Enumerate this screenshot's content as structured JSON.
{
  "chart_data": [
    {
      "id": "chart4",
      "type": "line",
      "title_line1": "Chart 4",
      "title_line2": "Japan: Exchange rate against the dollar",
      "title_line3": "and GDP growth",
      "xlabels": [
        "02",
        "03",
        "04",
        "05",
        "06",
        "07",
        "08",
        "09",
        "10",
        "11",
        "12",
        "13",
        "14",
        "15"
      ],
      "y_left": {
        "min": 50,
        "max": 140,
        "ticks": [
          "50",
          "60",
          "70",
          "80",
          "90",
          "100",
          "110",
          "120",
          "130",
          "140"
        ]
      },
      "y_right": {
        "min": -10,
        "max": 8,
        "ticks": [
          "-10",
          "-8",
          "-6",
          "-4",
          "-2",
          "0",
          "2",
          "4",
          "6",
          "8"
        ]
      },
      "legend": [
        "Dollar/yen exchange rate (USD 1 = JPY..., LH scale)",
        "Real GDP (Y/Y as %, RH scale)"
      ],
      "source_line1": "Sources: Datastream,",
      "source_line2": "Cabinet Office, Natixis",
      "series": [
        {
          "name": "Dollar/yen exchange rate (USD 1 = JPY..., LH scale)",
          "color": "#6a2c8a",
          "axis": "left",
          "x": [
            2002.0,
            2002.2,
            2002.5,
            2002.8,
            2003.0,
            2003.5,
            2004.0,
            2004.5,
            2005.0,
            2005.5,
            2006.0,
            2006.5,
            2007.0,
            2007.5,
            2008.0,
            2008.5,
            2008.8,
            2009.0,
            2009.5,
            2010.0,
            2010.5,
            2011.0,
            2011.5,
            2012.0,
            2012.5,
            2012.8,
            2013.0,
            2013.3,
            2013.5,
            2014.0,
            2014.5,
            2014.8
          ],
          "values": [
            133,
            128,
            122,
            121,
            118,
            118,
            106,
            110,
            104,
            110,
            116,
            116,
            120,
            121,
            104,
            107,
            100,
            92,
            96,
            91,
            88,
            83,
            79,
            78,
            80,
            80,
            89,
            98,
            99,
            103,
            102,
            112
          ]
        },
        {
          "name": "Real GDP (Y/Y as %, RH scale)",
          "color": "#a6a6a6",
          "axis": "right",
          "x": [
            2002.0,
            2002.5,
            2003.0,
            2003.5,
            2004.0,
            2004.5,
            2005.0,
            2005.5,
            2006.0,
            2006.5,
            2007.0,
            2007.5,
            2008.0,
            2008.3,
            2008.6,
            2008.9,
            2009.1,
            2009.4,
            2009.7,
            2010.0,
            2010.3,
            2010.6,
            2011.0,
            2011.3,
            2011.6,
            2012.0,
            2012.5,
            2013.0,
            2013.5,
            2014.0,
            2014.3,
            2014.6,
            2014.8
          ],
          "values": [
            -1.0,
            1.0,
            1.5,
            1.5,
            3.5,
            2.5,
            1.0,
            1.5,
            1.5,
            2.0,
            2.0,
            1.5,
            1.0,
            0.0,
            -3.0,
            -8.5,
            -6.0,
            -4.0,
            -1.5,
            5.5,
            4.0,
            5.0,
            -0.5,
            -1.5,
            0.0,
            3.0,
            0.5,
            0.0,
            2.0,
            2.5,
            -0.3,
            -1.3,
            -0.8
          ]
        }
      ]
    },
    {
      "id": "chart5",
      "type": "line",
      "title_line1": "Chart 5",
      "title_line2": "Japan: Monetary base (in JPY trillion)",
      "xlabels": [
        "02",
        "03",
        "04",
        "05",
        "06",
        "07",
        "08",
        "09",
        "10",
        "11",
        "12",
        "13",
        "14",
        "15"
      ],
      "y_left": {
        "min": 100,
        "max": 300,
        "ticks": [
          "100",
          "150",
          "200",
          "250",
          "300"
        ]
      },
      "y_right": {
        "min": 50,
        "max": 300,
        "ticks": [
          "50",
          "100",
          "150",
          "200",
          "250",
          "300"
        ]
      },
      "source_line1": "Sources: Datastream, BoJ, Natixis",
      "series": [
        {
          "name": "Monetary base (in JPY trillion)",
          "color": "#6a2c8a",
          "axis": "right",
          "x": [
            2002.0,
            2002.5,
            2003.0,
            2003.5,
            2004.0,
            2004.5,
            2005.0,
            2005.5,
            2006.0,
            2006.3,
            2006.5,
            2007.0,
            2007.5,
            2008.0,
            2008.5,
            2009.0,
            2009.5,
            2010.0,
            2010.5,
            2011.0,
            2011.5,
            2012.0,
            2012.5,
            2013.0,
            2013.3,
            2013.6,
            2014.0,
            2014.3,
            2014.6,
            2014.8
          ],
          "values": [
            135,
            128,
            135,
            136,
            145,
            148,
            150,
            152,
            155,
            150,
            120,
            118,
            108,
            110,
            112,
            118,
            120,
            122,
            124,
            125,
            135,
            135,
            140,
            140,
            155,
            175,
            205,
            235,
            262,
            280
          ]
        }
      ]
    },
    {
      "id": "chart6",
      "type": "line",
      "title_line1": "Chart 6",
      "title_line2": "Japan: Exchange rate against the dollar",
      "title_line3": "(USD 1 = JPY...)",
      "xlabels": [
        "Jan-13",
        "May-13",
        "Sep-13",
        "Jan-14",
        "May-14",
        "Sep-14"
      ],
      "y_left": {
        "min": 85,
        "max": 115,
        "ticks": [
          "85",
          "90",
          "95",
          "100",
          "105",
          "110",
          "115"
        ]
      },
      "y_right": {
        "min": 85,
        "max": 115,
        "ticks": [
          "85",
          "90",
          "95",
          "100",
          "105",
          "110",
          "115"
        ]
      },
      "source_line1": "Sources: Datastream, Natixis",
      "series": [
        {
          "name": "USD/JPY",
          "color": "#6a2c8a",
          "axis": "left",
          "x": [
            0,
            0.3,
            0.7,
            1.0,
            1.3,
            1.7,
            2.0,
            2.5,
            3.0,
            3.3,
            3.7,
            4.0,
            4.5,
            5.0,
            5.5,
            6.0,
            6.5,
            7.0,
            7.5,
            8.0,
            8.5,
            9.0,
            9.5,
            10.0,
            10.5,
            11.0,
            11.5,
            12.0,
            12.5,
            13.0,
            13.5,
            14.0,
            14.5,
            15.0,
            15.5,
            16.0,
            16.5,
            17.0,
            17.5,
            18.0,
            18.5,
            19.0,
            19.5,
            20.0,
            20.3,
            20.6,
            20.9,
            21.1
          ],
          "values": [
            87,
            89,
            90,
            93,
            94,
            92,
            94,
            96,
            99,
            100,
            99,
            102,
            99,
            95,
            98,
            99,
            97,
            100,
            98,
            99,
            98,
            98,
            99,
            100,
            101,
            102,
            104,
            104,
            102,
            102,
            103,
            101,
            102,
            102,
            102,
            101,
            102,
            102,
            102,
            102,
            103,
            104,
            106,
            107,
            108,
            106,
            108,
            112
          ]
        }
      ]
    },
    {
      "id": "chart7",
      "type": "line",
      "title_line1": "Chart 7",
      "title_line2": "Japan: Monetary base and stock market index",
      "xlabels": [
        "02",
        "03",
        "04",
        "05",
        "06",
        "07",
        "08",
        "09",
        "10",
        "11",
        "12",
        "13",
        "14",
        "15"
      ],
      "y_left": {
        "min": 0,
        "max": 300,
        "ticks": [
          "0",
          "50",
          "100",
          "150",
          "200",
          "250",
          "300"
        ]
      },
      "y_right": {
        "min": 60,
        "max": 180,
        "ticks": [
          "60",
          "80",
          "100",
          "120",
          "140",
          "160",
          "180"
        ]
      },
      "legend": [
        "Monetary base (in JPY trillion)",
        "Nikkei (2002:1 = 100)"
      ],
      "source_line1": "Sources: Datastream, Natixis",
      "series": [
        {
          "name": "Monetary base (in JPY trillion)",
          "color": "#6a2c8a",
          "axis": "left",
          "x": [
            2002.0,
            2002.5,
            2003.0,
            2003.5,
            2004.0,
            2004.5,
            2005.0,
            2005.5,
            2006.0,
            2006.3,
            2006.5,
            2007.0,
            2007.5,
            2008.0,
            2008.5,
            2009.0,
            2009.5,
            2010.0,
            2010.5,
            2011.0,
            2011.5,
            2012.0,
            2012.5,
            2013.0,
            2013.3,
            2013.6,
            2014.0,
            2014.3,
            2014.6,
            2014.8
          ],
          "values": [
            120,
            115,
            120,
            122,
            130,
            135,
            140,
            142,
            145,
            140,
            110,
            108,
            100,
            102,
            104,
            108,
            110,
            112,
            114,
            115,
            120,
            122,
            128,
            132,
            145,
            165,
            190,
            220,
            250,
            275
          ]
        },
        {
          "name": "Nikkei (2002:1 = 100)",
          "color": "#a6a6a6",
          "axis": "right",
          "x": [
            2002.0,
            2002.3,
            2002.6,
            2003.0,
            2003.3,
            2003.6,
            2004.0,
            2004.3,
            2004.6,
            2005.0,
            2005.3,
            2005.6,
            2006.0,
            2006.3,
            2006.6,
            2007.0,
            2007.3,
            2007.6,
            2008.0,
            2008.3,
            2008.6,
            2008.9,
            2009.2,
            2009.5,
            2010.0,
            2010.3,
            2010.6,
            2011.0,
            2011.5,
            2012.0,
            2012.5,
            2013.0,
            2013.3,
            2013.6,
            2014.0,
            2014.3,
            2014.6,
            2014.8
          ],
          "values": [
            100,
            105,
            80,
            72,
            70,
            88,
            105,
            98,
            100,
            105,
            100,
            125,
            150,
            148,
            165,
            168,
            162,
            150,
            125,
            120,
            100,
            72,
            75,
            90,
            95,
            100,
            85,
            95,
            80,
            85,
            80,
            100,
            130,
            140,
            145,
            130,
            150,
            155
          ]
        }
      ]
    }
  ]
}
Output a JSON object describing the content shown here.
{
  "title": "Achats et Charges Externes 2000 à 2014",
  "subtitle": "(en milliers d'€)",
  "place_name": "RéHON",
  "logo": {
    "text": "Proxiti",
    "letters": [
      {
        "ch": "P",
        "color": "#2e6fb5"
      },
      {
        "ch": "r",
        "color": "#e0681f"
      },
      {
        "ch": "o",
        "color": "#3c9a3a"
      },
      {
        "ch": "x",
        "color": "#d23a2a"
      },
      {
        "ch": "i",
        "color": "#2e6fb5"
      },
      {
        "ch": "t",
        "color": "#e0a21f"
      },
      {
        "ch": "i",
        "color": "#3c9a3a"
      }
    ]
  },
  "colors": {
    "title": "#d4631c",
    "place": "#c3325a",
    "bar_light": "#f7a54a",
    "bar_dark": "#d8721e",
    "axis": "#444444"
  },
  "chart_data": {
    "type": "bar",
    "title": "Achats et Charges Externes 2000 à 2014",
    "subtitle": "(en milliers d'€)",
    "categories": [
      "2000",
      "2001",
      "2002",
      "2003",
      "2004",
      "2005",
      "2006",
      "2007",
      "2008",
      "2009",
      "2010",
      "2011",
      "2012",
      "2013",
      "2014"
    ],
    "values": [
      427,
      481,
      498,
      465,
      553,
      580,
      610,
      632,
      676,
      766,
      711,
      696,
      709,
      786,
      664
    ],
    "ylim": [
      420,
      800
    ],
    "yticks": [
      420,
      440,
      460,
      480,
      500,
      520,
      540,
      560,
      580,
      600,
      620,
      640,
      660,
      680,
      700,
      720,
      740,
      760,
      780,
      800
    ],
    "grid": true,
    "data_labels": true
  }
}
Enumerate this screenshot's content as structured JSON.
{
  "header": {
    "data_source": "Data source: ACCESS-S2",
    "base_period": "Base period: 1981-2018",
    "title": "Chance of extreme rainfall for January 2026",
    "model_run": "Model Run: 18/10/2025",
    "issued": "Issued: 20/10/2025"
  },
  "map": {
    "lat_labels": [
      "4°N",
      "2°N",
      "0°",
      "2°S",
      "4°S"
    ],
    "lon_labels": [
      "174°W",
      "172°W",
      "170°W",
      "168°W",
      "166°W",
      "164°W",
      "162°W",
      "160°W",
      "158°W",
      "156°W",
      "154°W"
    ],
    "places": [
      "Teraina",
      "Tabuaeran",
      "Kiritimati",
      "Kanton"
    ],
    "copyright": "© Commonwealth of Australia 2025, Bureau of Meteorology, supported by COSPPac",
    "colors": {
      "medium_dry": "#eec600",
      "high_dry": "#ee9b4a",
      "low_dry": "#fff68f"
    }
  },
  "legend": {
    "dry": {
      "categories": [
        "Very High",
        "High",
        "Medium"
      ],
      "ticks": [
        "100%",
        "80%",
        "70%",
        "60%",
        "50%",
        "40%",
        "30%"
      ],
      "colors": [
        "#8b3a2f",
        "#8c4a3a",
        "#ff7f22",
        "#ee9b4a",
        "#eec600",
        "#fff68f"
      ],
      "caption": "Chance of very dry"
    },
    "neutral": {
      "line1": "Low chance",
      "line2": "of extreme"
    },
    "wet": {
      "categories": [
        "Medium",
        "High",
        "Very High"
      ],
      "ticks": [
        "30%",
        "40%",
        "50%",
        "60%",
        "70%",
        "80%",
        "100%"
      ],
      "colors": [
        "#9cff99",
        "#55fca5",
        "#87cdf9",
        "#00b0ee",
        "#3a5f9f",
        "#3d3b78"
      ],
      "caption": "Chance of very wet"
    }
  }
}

#### Do this:
In the records above, find the lines containing "Charges" and copy them.

#### Finished task:
  "title": "Achats et Charges Externes 2000 à 2014",
    "title": "Achats et Charges Externes 2000 à 2014",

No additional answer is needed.